▶ _Task requirements_
Transcribe all the records with complete accuracy.

▶ _Dataset records_
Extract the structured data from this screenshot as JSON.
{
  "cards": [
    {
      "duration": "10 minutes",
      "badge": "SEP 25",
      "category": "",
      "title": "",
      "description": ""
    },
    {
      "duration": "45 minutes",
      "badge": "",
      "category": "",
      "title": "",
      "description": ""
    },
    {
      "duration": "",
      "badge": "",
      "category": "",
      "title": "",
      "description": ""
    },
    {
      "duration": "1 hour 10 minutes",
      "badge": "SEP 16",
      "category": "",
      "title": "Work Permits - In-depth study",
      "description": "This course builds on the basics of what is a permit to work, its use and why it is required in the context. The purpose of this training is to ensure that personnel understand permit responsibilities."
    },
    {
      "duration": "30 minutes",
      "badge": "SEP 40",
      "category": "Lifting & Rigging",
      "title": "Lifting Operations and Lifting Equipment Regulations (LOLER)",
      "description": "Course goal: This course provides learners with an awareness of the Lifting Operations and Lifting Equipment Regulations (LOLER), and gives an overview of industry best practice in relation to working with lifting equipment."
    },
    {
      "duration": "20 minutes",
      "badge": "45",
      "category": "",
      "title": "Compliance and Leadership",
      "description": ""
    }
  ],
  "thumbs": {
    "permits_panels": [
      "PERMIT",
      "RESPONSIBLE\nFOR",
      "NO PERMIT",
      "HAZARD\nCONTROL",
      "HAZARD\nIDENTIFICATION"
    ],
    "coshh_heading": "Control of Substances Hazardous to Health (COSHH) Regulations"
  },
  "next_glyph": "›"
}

▶ _Complete response_
Extract the structured data from this screenshot as JSON.
{
  "cards": [
    {
      "duration": "10 minutes",
      "badge": "SEP 25",
      "category": "",
      "title": "",
      "description": ""
    },
    {
      "duration": "45 minutes",
      "badge": "",
      "category": "",
      "title": "",
      "description": ""
    },
    {
      "duration": "",
      "badge": "",
      "category": "",
      "title": "",
      "description": ""
    },
    {
      "duration": "1 hour 10 minutes",
      "badge": "SEP 16",
      "category": "",
      "title": "Work Permits - In-depth study",
      "description": "This course builds on the basics of what is a permit to work, its use and why it is required in the context. The purpose of this training is to ensure that personnel understand permit responsibilities."
    },
    {
      "duration": "30 minutes",
      "badge": "SEP 40",
      "category": "Lifting & Rigging",
      "title": "Lifting Operations and Lifting Equipment Regulations (LOLER)",
      "description": "Course goal: This course provides learners with an awareness of the Lifting Operations and Lifting Equipment Regulations (LOLER), and gives an overview of industry best practice in relation to working with lifting equipment."
    },
    {
      "duration": "20 minutes",
      "badge": "45",
      "category": "",
      "title": "Compliance and Leadership",
      "description": ""
    }
  ],
  "thumbs": {
    "permits_panels": [
      "PERMIT",
      "RESPONSIBLE\nFOR",
      "NO PERMIT",
      "HAZARD\nCONTROL",
      "HAZARD\nIDENTIFICATION"
    ],
    "coshh_heading": "Control of Substances Hazardous to Health (COSHH) Regulations"
  },
  "next_glyph": "›"
}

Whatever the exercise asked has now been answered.